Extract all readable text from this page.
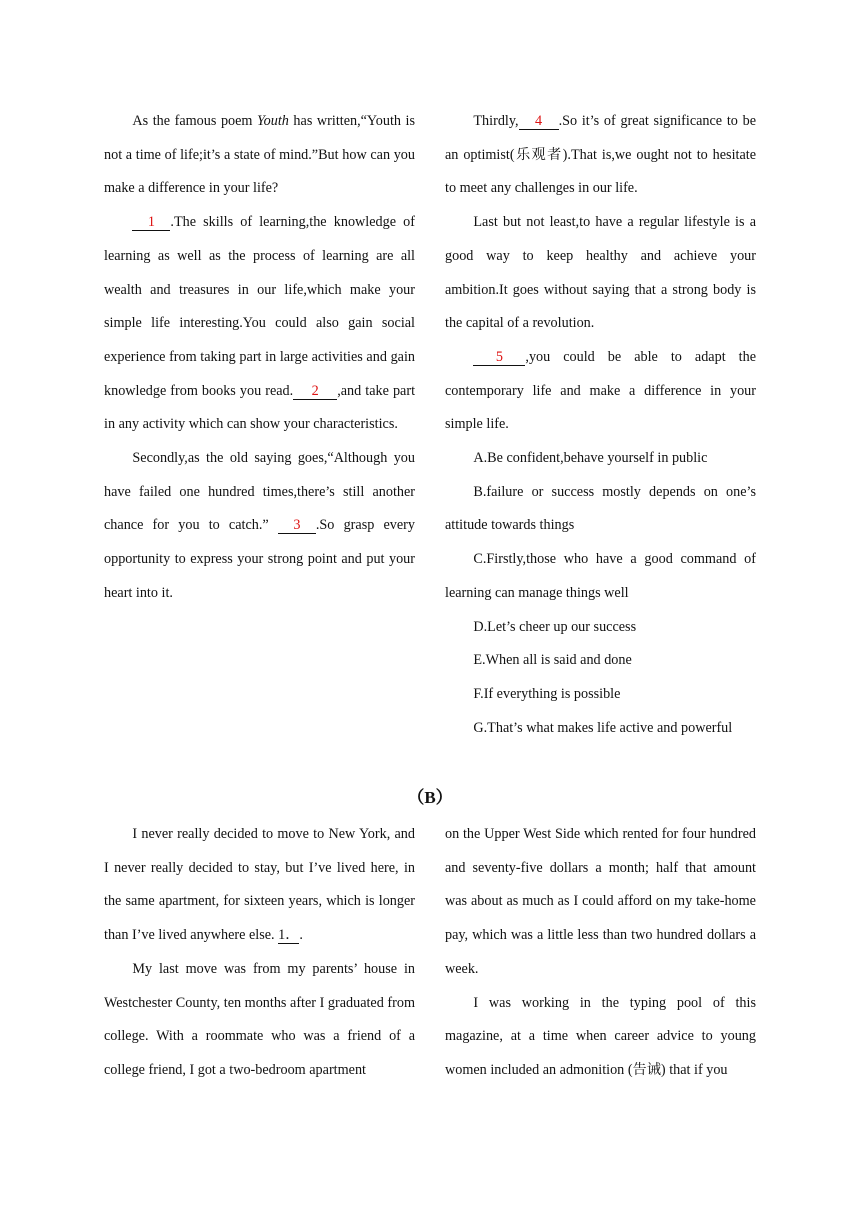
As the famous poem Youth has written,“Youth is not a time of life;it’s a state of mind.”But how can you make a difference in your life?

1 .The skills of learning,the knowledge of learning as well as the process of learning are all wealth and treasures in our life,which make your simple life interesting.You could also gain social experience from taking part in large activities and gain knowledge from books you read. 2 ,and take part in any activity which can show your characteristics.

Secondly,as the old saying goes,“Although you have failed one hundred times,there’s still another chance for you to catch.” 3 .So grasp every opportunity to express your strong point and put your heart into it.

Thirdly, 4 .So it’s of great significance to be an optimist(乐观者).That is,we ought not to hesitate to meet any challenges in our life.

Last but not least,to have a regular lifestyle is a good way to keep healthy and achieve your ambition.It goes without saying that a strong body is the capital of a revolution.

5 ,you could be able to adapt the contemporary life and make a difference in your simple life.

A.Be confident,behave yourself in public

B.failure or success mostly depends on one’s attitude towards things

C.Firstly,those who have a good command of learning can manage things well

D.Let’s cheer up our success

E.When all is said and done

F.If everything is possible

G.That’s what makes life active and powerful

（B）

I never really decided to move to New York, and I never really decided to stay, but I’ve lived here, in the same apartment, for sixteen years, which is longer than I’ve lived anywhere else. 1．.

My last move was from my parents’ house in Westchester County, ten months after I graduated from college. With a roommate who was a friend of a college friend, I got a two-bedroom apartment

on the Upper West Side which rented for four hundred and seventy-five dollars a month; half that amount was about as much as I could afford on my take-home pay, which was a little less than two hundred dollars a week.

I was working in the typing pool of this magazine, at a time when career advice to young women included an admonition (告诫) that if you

+++

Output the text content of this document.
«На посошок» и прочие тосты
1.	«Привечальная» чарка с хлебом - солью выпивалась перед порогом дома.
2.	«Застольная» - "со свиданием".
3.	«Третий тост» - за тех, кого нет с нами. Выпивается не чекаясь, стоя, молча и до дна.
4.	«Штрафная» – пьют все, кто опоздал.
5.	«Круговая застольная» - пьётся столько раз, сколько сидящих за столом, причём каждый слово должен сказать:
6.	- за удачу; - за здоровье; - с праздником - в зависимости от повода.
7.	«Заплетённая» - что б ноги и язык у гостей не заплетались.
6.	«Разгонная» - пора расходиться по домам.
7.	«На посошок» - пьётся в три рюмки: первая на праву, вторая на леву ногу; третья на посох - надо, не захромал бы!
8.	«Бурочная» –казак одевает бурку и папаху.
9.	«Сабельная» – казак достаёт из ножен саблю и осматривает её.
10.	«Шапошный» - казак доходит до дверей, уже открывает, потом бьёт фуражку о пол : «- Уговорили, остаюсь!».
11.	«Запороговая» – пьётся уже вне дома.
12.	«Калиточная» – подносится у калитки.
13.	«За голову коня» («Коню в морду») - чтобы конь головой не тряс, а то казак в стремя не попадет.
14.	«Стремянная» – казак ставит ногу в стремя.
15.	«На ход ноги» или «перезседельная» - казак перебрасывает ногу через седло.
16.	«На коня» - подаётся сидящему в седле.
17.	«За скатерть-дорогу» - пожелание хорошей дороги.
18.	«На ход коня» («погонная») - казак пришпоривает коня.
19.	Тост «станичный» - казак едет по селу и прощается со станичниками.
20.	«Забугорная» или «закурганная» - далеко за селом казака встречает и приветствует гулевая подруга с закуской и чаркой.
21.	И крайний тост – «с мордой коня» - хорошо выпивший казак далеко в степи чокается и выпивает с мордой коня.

+++

EXERCISE DESCRIPTION: Copy whichever lines in the listing above contain the word "text".

TASK SOLUTION:
Extract all readable text from this page.
Output the text content of this document.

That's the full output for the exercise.